TEXT →
• • •
The more I got to know him, the more I saw his brokenness. He felt trapped and whatever was happening in his life, I could see it was destroying him. This talented, smart, kind man was dying in front of me, and I could see it so clearly. I didn’t know what to do. So I did the only logical thing and moved across the country to a city where I knew no one to help this man who I had met 3 months before find himself again.

I was 27.

I fought him, hard, day in and day out. I fought for him when he didn’t know how to fight for himself. I stopped thinking about me and started thinking about him and I finally got to the point where I told him I don’t care if you ever want anything to do with me but you have to end this sham of a life you have been pretending to live because you are dying in front of me and I can’t bear to stand by and watch it. And he did.

I was valuable to him, and not for my body but for everything else that I was. I thought I had it figured out at last. I thought I had found my worth.

I was 28.

I spent all of my energy fighting for him, and for his kids. I had found a way to be useful and I was on fire. I could think and Love and heal and protect. I could be all the good that they would ever need. Perfect partner, perfect stepmom. I wasn’t just more I was everything. I was so important.

I was 29.
• • •
(Records excerpted from a collection)
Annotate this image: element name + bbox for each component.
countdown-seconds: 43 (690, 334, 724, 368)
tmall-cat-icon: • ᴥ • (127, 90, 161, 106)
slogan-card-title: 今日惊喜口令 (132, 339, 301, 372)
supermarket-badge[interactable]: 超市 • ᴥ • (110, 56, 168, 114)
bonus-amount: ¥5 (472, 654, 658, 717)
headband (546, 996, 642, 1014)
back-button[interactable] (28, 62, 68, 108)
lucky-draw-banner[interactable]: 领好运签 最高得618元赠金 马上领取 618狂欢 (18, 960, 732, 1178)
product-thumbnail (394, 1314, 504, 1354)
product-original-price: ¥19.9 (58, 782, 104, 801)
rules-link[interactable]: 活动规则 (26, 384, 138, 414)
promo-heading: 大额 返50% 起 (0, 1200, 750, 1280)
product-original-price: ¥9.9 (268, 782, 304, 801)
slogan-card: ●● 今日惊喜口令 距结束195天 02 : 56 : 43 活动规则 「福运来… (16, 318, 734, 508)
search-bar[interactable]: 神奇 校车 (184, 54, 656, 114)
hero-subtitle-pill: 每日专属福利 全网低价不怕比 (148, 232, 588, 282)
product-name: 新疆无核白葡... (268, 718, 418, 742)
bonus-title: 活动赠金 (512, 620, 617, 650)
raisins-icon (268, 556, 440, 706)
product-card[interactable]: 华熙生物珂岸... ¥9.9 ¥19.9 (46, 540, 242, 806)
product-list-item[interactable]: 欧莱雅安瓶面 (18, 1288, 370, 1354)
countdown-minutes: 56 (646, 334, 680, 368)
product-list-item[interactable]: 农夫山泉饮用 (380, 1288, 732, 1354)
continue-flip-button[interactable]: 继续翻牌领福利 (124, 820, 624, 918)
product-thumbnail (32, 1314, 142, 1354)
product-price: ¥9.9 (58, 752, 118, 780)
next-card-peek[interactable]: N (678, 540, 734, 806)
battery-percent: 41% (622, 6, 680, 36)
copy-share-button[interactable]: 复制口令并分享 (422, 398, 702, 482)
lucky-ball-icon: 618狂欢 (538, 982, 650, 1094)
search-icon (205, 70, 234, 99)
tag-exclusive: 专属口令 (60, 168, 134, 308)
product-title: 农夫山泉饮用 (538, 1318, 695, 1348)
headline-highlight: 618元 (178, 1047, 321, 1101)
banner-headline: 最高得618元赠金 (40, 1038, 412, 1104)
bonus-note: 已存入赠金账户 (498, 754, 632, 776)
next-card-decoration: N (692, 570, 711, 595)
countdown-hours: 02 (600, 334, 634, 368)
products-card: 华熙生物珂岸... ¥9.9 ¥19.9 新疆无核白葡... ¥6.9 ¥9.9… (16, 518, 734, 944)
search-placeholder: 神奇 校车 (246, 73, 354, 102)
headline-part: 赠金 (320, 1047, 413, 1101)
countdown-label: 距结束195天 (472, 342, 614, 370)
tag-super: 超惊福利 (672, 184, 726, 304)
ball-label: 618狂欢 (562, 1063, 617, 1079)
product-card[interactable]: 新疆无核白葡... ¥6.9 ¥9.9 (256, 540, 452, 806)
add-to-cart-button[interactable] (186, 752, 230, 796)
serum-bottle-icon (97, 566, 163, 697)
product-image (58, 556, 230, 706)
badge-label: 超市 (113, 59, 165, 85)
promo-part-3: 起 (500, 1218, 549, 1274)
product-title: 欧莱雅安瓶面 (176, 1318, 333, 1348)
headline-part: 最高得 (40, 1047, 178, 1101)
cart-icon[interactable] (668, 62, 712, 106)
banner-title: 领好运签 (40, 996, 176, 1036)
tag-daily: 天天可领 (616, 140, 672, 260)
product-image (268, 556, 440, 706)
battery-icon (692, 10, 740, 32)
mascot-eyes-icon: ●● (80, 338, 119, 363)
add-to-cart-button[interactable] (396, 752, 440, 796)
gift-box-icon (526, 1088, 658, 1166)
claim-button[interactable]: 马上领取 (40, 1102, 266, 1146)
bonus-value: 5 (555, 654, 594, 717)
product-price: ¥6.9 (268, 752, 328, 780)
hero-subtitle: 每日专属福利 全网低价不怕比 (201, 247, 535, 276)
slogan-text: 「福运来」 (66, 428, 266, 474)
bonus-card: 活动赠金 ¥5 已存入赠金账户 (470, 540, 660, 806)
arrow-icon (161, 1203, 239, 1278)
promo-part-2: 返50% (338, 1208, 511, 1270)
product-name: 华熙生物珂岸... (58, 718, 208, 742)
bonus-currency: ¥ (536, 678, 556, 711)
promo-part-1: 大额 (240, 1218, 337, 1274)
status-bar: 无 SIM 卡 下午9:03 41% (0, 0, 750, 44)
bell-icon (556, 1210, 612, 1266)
• • •
ACTIVITY 1 →
From the personal account, write out the part that opens with the words containing "I was valuable" and closes with "found my worth.".
ACTIVITY 2 →
Sum up the personal account in two sentences.

EXPECTED OUTPUT 1 →
I was valuable to him, and not for my body but for everything else that I was. I thought I had it figured out at last. I thought I had found my worth.

EXPECTED OUTPUT 2 →
At 27, the narrator moved across the country to help a man met only three months earlier, who was being destroyed by his life, and fought for him until he ended the sham life he had been pretending to live. By 28 the narrator felt valued for more than a body and believed a sense of worth had finally been found, and at 29 spent all available energy fighting for him and his kids.